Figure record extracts
________________________

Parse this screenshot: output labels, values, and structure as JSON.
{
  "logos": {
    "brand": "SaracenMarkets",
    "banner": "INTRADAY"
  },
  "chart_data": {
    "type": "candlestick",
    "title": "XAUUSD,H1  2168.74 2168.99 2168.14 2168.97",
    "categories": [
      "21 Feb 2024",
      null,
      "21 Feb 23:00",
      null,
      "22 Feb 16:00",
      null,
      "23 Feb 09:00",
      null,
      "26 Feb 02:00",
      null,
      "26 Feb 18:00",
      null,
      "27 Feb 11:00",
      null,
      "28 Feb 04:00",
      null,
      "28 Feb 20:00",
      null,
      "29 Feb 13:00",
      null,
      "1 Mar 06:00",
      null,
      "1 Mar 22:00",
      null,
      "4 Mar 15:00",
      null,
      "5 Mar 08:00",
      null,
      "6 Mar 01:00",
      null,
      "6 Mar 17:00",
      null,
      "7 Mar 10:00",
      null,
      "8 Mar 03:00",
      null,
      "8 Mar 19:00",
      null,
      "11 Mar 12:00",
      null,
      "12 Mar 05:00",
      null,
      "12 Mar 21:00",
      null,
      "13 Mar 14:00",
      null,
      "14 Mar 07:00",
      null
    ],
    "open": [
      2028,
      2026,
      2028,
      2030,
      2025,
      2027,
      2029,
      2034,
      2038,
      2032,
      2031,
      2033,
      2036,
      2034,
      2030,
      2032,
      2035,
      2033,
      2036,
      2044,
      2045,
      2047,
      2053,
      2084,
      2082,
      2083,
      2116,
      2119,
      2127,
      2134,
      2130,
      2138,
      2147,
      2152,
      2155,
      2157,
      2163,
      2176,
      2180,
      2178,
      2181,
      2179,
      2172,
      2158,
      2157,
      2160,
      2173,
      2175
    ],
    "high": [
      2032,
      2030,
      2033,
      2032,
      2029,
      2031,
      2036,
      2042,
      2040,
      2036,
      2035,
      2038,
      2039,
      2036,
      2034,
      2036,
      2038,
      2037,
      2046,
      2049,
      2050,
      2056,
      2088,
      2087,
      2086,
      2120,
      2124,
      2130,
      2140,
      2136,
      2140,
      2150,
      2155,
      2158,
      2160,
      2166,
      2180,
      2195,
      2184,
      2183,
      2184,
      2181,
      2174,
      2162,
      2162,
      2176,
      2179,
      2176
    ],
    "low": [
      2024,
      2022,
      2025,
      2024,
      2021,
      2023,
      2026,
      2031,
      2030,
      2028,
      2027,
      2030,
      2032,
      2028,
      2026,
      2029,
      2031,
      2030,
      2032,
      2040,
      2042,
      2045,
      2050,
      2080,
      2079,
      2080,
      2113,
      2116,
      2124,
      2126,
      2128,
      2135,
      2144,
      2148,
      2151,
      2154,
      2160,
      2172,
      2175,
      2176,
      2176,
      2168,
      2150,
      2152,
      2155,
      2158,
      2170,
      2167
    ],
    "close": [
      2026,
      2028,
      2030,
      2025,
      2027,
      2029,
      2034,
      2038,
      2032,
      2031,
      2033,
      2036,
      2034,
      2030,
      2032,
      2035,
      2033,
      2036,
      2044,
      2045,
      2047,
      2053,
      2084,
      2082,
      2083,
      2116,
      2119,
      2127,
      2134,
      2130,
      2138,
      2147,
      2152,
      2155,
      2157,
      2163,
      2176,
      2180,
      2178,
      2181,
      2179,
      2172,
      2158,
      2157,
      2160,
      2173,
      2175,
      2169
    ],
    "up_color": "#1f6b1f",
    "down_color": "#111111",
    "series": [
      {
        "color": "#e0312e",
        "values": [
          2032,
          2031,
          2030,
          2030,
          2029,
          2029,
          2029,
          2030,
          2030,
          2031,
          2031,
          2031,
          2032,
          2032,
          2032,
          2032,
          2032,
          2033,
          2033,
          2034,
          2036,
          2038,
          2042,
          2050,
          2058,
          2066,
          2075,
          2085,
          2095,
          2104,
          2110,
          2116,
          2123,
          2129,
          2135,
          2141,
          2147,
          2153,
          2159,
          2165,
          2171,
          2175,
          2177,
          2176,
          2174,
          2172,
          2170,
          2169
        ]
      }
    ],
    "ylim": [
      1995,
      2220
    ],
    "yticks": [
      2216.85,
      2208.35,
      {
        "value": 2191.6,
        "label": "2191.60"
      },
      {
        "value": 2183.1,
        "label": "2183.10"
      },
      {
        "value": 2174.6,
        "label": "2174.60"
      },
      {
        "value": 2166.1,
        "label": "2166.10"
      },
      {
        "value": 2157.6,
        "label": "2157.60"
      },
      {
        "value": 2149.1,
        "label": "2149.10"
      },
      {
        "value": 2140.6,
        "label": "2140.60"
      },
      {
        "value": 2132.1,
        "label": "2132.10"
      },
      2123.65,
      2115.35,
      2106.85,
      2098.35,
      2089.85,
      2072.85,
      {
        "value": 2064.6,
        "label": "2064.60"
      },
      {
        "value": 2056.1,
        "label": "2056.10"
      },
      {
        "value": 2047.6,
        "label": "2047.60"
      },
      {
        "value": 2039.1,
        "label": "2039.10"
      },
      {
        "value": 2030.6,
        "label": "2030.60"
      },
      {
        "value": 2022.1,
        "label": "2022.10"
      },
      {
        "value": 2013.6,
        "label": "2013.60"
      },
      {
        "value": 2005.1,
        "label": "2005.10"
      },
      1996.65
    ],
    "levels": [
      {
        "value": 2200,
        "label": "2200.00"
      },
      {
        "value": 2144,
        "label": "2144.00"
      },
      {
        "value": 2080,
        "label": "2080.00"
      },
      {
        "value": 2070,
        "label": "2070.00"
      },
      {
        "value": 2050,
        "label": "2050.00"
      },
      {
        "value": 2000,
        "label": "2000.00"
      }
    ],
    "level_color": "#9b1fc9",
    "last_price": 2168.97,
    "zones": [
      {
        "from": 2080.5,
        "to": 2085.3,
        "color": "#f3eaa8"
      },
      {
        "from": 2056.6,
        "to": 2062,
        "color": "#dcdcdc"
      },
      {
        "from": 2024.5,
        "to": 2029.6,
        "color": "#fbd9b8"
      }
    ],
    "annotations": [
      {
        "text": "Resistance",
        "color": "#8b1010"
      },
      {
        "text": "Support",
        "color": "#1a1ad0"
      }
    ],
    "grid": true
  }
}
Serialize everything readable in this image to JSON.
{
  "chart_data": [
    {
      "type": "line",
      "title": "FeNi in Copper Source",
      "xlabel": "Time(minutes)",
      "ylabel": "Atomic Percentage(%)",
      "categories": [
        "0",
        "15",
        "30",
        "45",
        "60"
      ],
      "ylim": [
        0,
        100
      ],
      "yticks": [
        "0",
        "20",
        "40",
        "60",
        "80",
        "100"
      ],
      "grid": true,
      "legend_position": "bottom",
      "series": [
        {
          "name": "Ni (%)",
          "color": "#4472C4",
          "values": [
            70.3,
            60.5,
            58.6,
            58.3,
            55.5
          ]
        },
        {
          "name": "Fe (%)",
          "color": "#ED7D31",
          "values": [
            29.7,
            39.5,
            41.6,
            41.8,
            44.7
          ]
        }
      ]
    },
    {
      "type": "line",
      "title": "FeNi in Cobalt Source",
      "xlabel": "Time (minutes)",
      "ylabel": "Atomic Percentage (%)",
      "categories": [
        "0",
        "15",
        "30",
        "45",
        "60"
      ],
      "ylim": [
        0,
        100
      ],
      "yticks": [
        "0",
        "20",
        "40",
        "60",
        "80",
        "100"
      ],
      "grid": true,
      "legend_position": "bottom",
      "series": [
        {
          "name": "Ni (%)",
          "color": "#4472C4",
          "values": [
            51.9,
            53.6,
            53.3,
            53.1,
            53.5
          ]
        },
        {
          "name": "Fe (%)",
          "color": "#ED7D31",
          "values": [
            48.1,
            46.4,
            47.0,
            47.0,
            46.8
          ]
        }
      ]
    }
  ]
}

________________________

Show the lines where the word "Atomic" appears in the entries.

Written solution =>
      "ylabel": "Atomic Percentage(%)",
      "ylabel": "Atomic Percentage (%)",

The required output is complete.